■ **Stored entries**:
^^^^

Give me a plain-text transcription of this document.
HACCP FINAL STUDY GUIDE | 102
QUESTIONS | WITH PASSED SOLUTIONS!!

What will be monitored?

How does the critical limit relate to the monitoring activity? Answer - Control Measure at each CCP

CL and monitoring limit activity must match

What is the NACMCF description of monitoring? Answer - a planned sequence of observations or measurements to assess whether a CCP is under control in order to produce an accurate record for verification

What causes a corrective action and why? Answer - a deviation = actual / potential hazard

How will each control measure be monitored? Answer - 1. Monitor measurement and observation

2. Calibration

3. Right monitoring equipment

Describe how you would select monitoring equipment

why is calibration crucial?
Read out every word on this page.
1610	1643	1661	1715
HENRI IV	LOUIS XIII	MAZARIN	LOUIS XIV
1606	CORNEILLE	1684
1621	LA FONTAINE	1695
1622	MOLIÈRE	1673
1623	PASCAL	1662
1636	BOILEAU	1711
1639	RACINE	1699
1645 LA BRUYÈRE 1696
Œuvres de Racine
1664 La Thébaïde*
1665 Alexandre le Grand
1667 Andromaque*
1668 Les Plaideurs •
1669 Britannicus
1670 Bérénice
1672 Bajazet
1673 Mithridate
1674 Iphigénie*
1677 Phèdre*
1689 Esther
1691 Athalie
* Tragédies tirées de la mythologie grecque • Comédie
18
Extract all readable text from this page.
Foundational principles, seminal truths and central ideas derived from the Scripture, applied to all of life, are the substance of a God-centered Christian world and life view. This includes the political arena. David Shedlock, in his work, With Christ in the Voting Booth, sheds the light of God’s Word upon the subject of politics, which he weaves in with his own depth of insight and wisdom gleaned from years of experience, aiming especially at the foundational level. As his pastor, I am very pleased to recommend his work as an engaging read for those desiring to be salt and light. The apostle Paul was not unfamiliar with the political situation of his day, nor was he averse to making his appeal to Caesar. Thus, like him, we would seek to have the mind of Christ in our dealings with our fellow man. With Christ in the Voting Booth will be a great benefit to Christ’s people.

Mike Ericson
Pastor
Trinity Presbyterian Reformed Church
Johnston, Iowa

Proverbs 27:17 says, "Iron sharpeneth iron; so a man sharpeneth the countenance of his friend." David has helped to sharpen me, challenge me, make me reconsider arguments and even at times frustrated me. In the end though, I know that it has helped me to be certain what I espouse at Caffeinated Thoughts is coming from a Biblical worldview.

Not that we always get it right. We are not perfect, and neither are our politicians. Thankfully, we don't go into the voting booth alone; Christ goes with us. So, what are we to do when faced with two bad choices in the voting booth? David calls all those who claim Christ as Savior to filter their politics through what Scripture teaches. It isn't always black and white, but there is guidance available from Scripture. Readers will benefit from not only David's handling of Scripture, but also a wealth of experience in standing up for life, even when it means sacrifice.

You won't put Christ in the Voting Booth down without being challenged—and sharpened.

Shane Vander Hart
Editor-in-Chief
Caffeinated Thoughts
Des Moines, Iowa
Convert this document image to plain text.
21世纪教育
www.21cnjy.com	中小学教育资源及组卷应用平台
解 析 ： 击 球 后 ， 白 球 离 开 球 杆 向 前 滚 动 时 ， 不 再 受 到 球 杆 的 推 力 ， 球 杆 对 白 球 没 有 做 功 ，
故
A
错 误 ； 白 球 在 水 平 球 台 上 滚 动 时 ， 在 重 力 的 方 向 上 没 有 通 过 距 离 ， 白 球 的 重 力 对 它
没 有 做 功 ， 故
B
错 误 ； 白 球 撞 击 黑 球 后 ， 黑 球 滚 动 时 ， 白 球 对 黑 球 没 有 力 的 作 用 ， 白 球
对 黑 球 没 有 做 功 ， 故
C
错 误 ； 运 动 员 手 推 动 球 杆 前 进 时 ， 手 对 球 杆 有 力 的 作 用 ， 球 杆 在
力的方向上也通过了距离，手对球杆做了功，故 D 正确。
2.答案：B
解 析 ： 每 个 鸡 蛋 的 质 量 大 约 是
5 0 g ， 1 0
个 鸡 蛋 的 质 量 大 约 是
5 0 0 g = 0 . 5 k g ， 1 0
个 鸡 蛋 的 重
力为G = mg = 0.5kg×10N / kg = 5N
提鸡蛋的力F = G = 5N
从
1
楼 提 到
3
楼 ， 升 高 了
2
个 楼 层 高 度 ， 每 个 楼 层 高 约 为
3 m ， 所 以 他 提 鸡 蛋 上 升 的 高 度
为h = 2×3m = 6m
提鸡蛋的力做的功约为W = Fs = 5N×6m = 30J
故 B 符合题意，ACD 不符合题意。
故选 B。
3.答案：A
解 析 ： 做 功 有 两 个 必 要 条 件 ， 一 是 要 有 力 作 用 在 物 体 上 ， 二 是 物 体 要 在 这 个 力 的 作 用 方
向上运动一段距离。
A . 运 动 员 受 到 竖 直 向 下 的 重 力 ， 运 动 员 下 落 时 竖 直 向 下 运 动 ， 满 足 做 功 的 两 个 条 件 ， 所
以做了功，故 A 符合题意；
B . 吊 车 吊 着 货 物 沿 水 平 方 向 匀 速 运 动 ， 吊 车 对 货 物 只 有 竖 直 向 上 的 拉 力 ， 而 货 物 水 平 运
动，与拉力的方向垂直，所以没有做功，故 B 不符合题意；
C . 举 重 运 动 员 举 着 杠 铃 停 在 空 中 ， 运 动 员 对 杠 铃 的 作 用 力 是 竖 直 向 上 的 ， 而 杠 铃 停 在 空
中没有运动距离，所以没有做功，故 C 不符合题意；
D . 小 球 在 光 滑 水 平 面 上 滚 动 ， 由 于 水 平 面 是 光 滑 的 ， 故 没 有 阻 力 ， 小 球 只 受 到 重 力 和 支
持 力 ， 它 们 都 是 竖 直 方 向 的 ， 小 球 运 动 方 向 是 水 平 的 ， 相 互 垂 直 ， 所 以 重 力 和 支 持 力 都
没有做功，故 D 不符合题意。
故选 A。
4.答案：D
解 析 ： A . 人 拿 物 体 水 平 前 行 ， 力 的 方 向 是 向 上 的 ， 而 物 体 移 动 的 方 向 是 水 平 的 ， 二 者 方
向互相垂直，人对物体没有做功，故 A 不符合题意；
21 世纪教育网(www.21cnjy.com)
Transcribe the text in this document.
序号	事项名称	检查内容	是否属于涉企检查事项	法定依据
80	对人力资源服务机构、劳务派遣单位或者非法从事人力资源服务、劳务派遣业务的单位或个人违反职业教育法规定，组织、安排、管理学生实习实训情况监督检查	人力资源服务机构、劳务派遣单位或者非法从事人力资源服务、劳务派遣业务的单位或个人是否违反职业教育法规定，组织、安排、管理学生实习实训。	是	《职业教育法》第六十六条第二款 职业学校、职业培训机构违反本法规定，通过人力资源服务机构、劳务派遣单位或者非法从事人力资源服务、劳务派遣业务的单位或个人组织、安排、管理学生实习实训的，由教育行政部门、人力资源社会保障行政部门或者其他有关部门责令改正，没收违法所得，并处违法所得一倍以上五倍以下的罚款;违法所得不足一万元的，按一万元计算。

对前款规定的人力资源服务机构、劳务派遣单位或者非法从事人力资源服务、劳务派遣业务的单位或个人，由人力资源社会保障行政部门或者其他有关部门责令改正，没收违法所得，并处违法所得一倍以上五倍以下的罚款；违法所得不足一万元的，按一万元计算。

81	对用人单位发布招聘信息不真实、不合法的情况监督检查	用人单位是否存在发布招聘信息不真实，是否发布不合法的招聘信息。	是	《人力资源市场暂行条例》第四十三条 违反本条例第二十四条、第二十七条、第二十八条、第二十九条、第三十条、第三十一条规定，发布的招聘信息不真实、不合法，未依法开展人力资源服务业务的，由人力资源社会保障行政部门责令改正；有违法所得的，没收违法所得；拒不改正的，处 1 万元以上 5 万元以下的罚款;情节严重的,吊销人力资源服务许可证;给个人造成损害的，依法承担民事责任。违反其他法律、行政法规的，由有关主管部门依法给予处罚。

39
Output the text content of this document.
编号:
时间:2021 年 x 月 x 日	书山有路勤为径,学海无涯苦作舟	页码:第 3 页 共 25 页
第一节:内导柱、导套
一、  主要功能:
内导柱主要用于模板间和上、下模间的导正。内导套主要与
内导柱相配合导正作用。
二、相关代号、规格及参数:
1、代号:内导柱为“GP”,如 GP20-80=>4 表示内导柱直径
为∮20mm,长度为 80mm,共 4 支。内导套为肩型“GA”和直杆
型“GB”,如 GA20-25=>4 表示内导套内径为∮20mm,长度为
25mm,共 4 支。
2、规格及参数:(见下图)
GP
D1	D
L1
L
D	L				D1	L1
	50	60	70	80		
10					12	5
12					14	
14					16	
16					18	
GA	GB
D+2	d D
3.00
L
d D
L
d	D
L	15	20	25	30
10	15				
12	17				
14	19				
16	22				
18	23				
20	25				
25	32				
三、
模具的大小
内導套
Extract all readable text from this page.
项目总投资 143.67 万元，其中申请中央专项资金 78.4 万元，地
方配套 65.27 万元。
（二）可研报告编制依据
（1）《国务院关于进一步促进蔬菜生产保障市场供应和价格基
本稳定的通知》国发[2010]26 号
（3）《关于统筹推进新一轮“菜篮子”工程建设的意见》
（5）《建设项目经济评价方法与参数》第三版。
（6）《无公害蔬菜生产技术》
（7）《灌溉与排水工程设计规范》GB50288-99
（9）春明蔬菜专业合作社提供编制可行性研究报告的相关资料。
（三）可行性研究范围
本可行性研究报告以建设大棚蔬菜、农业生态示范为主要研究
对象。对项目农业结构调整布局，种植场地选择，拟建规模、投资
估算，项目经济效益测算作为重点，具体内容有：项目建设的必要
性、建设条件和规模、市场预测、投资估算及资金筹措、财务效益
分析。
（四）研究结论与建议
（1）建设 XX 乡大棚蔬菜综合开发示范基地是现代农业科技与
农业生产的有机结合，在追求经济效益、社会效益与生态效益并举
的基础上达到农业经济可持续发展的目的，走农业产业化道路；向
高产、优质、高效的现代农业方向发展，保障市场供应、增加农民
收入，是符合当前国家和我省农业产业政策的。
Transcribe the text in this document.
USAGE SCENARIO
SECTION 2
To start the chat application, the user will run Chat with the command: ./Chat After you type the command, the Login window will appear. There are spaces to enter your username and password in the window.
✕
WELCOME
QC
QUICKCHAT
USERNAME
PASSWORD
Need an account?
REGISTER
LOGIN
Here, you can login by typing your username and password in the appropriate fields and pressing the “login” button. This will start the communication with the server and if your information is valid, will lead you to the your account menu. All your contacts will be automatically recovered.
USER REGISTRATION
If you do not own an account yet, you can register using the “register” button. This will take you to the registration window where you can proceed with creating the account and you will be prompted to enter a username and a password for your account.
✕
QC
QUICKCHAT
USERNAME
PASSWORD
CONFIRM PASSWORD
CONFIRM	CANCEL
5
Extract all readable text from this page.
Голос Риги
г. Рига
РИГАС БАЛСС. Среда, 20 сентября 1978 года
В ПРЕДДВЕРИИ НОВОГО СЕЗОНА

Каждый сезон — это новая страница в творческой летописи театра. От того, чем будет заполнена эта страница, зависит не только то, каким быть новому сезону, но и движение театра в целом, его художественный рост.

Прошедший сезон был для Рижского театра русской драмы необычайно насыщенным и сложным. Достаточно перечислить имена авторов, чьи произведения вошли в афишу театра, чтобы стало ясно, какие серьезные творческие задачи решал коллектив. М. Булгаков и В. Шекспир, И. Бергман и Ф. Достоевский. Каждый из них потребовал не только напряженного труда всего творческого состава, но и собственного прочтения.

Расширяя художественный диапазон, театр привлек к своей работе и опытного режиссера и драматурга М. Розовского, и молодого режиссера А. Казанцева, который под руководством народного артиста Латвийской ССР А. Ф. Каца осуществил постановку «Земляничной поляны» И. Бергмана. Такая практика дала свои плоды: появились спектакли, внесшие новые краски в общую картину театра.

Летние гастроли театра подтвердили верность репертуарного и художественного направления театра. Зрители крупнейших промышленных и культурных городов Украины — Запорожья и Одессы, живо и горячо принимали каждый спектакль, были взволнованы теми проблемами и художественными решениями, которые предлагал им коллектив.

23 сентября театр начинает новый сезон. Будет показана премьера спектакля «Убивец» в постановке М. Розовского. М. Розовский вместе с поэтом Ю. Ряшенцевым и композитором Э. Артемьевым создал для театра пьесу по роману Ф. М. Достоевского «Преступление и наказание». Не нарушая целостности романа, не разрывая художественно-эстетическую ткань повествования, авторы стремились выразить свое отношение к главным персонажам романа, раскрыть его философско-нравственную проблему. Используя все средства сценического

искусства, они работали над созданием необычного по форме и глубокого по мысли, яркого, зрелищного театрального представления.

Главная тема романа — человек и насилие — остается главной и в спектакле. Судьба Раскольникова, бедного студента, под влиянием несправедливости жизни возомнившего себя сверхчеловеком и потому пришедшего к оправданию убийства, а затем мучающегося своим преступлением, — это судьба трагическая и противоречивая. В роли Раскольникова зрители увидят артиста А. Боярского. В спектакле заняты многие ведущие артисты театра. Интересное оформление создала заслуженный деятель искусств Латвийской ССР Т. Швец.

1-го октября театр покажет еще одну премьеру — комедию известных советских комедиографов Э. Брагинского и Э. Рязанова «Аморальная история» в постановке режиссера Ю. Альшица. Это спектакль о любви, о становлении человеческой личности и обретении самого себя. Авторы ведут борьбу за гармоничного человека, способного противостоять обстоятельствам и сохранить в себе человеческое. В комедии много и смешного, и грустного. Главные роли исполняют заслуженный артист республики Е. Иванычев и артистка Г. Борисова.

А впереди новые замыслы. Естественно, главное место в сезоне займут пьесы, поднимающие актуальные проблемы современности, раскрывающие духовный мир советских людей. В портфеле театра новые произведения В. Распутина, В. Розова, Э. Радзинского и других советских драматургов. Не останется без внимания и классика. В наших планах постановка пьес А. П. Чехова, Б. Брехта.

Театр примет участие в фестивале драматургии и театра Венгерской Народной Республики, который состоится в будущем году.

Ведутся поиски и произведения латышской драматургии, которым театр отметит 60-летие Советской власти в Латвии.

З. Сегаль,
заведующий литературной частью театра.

^^^^

From the entries above, extract each line containing "plain".

■ **Answer to this problem**:
Give me a plain-text transcription of this document.
Convert this document image to plain text.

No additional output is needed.